- O que fazer:
Transcreva do trecho sobre a ação trabalhista contra a embaixada tudo o que vai de "Com isso, a" até "a reparação salarial.", sem alterar nada.

- Trecho fornecido:
↓

Em defesa, a embaixada alegou imunidade de execução e justificou a redução salarial pela “readaptação de função, já que o reclamante não tinha mais condições de exercer a função anterior”. A delegação disse que depositou regularmente o FGTS, exceto sobre o 13º salário de 2003.
“O que revela, além de um óbice [obstáculo] à pretensão equiparatória nessas condições, a impossibilidade de o empregador reduzir o salário do empregado readaptado.”
O processo começou a correr no Tribunal Regional do Trabalho (TRT) em 2005 e só foi concluído em março de 2018. O caso chegou a subir para o Tribunal Superior do Trabalho (TST), mas foi remetido de volta à primeira instância.
O período de embargos – quando as partes podem se manifestar no processo – foi encerrado em julho, o que significa que não há mais possibilidade de recurso.
Com isso, a embaixada fica obrigada a repor a perda salarial do ex-funcionário e a pagar todos os direitos (1/3 de férias, 13º salários, aviso prévio e FGTS com multa de 40%) com base no valor após a reparação salarial.
Execução incerta
Após 13 anos de tramitação na Justiça, o processo chegou à fase considerada a mais complicada pelo advogado de defesa: a de execução. “Como as embaixadas gozam de imunidade, não conseguimos agir da mesma forma como acontece com empresas privadas no momento em que se inicia a execução para obrigar a pagar os direitos.”
A brecha está em precedentes do TST que, segundo Oliveira, relativizam a imunidade e permitem considerar a penhora dos bens de embaixadas. Um exemplo é a defesa da ministra do trabalho Kátia Magalhães Arruda em julgamento de setembro de 2016 sobre a questão:
“O STF vem decidindo no sentido de que é relativa, e não absoluta, a imunidade de jurisdição de que goza o Estado estrangeiro frente aos órgãos do Poder Judiciário brasileiro nas causas de natureza trabalhista.”

↑

- Seção de dados:

↓

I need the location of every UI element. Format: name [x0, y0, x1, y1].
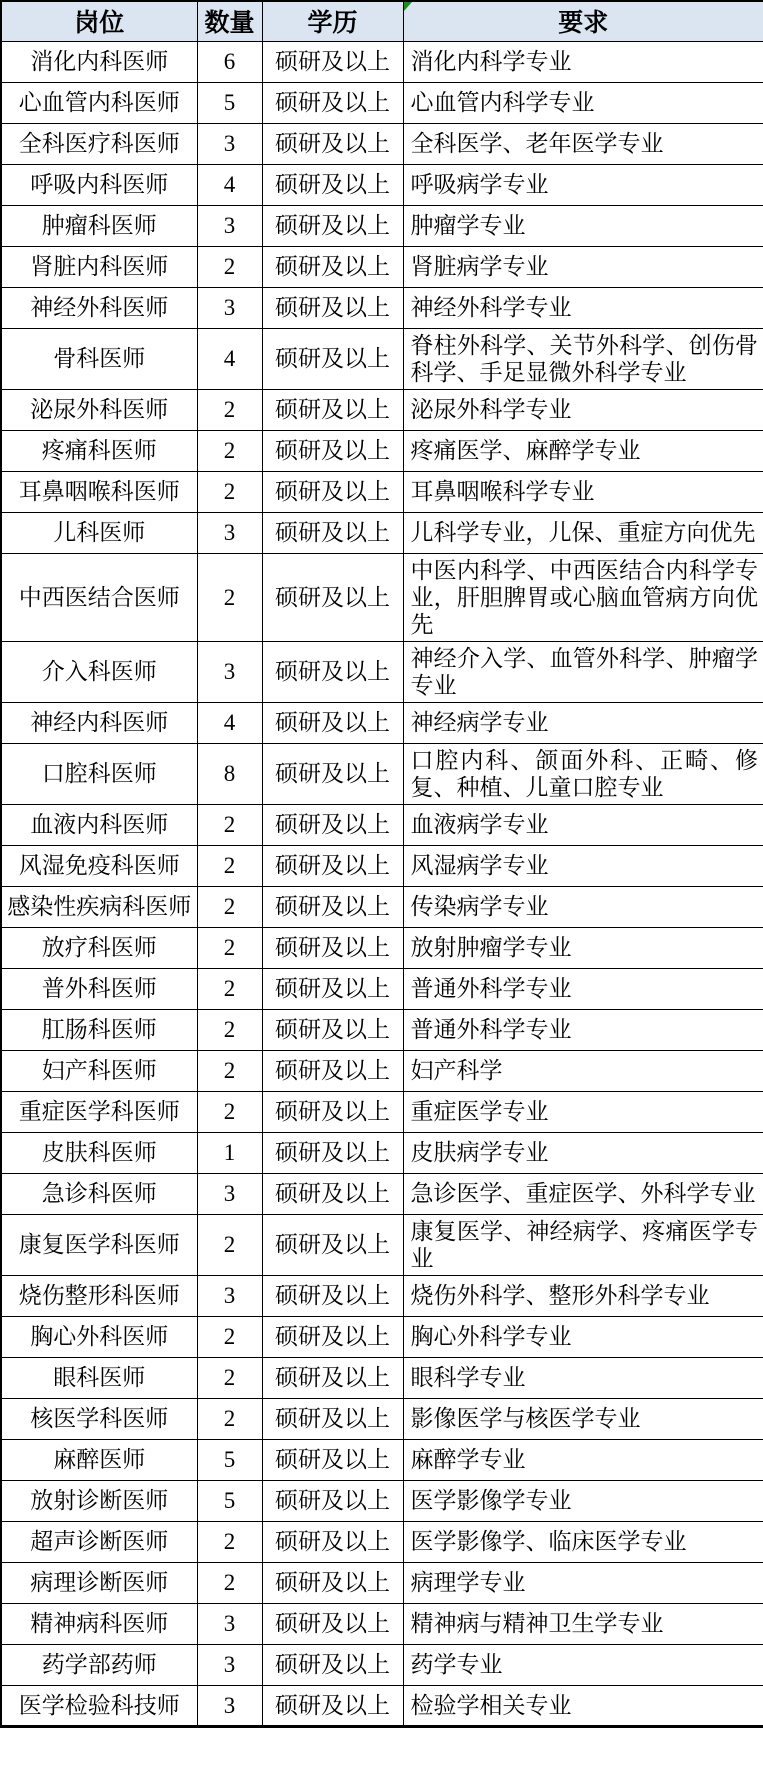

↑

- Resposta:
Com isso, a embaixada fica obrigada a repor a perda salarial do ex-funcionário e a pagar todos os direitos (1/3 de férias, 13º salários, aviso prévio e FGTS com multa de 40%) com base no valor após a reparação salarial.